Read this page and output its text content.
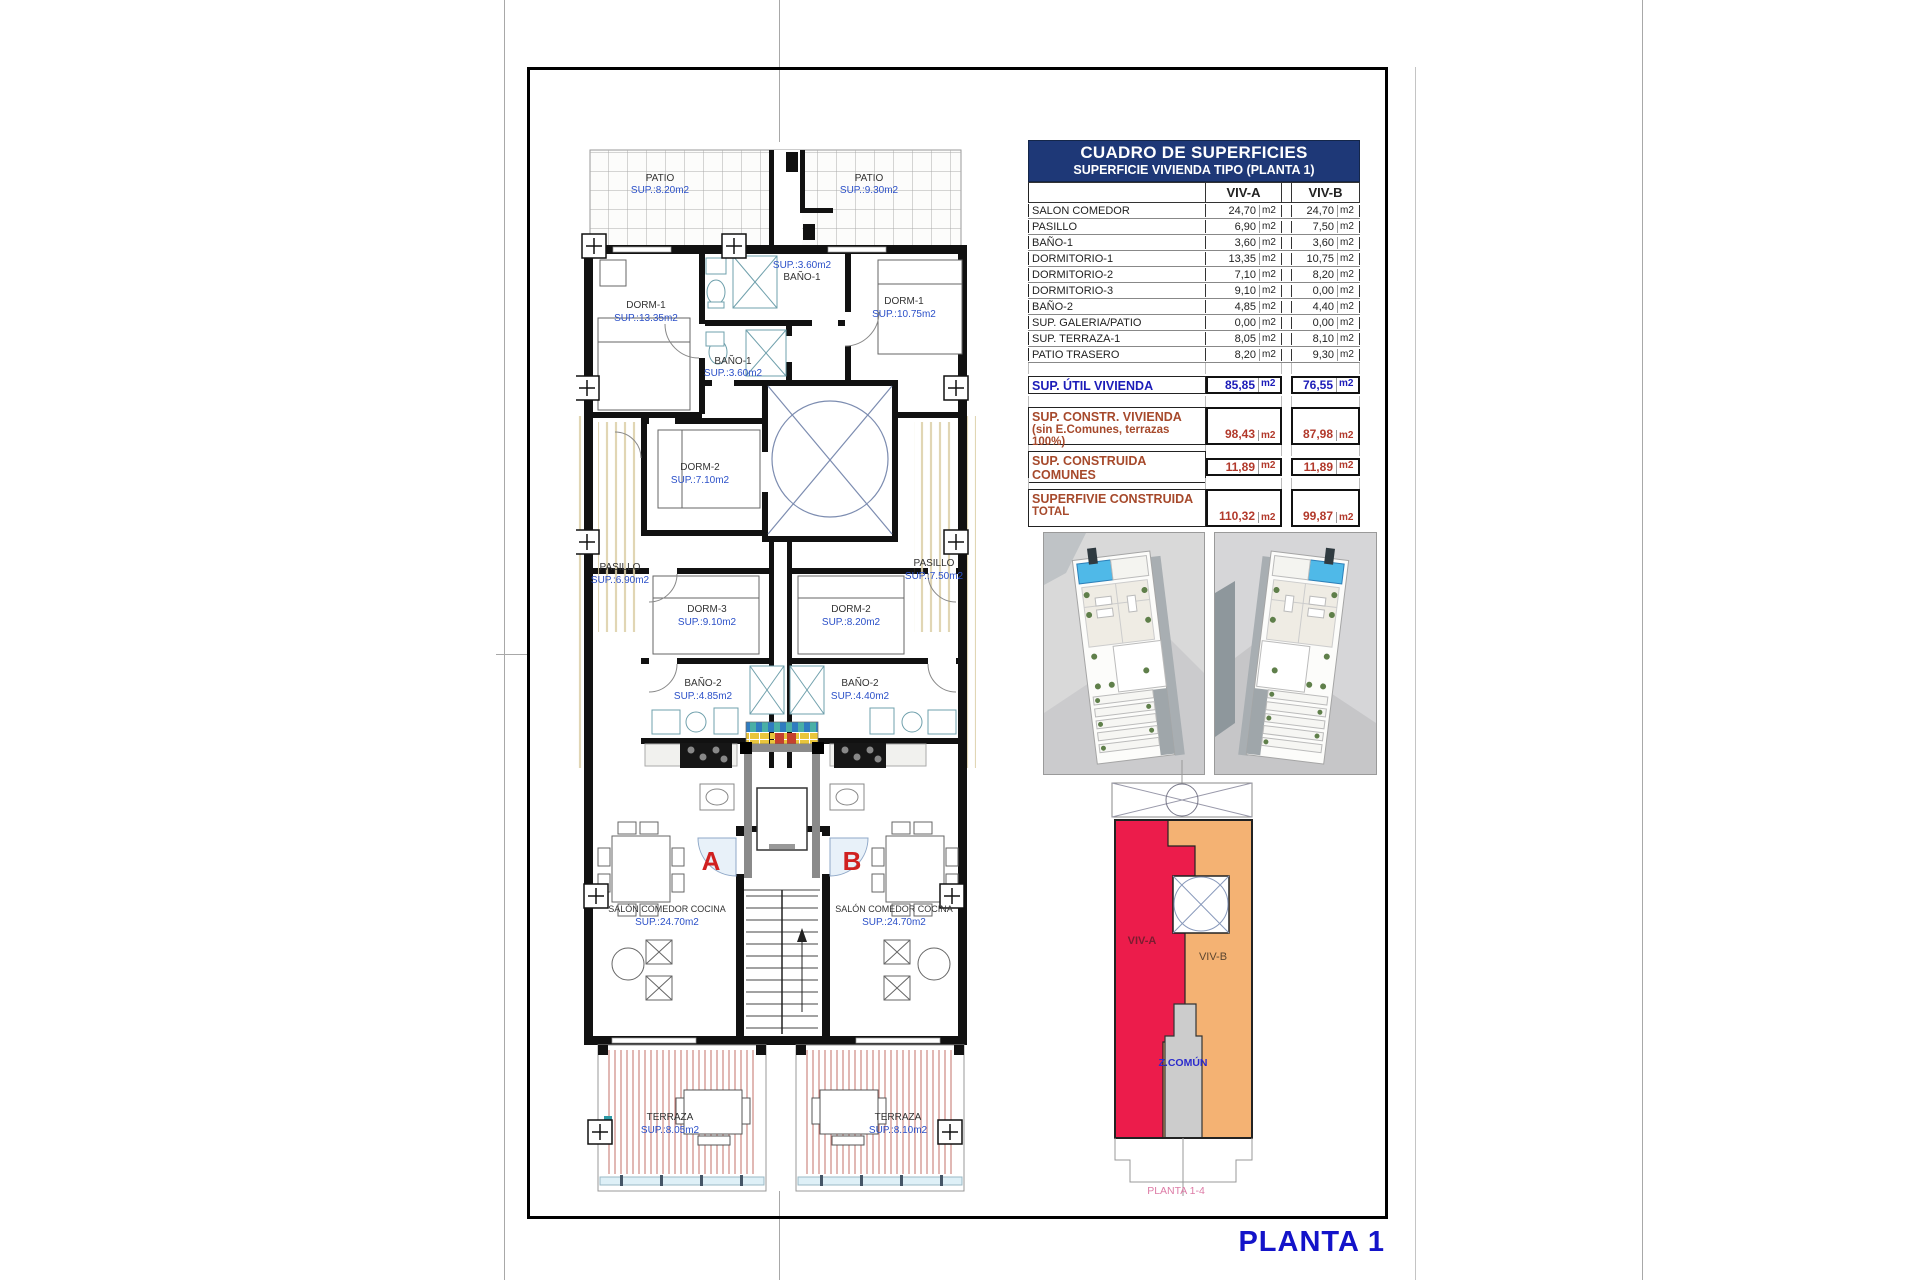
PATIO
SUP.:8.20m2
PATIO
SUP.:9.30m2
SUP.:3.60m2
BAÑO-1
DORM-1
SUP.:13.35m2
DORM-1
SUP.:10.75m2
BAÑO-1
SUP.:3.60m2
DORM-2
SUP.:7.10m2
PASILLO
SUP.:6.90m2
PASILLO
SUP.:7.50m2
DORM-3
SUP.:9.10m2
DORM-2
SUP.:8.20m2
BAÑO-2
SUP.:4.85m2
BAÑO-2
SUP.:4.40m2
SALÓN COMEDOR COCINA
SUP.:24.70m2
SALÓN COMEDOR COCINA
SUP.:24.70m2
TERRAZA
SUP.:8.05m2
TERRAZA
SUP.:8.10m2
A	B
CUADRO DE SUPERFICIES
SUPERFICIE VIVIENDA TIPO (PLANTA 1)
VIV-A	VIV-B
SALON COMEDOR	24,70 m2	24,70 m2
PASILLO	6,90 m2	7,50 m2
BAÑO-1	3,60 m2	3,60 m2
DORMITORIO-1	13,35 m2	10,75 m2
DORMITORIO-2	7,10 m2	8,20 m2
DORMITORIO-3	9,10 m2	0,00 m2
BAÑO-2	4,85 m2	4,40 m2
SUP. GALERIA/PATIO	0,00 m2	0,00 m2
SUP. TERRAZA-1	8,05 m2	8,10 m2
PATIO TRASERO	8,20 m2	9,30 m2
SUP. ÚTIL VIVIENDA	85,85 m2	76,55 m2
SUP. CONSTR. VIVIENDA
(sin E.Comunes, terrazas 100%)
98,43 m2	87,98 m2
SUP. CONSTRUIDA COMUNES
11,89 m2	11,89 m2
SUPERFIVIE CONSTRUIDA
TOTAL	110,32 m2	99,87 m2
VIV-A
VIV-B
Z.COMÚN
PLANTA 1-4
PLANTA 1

...

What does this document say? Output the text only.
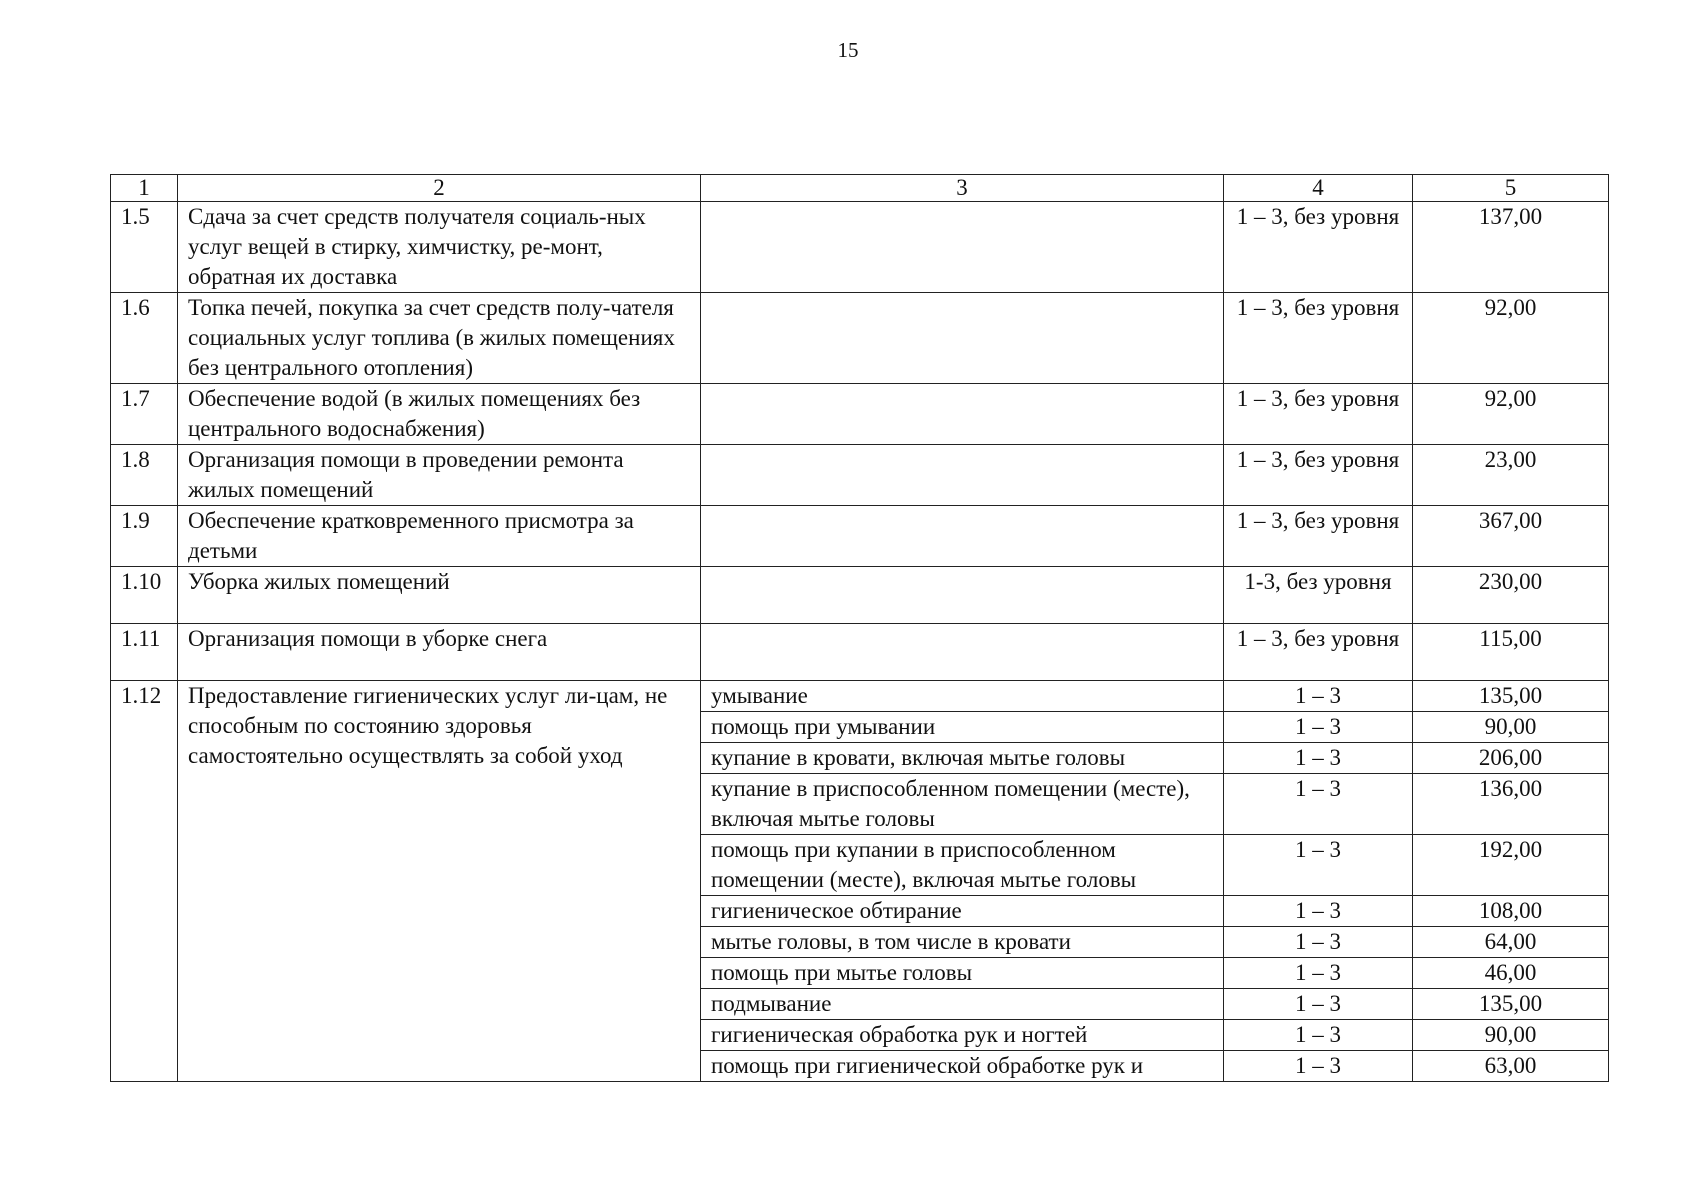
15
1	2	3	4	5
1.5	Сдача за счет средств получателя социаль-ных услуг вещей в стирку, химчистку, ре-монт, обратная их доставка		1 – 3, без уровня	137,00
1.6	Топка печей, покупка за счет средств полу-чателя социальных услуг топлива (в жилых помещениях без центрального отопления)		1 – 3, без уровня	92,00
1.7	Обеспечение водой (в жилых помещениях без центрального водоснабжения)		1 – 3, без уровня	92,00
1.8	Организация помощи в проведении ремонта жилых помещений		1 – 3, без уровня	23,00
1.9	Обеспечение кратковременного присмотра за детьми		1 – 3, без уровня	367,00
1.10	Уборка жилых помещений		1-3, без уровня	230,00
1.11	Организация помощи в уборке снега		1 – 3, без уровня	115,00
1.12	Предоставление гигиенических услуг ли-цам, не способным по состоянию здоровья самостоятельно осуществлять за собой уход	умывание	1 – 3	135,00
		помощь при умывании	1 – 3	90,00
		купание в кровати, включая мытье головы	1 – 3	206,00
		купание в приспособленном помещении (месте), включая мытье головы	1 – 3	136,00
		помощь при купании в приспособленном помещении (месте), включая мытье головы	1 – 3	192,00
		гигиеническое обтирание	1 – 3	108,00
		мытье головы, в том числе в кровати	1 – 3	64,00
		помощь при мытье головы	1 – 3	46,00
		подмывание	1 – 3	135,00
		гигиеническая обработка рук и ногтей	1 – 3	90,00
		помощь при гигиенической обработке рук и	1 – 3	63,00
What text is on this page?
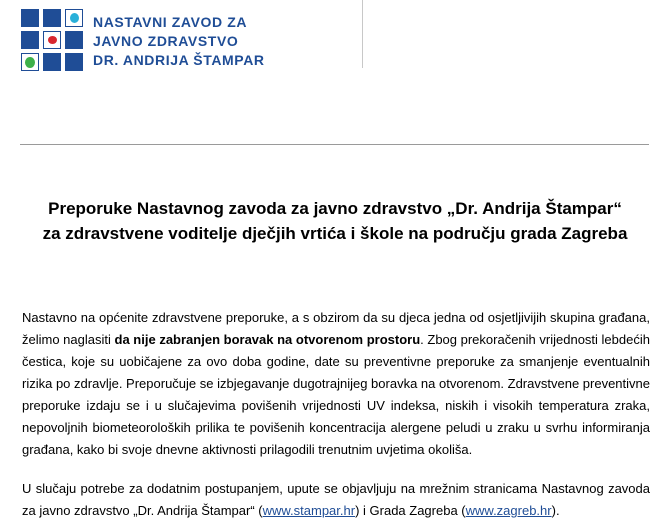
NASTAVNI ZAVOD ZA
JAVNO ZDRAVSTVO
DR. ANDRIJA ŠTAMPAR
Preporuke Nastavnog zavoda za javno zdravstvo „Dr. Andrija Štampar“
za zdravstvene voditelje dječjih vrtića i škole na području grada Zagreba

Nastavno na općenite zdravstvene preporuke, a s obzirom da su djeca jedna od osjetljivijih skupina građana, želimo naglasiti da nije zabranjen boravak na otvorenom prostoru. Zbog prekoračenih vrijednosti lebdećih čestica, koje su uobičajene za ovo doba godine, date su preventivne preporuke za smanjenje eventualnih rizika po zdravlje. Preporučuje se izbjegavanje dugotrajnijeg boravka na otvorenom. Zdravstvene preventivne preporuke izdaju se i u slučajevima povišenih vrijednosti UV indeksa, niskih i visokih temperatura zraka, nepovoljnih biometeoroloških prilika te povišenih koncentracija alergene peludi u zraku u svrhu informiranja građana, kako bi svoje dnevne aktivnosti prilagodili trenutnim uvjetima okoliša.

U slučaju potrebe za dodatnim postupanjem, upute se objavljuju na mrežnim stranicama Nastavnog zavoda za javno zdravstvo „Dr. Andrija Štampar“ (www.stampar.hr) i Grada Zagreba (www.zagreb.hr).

### Given exercise
Which lines hold the word "купание"? Copy all of them.

### Result
		купание в кровати, включая мытье головы	1 – 3	206,00
		купание в приспособленном помещении (месте), включая мытье головы	1 – 3	136,00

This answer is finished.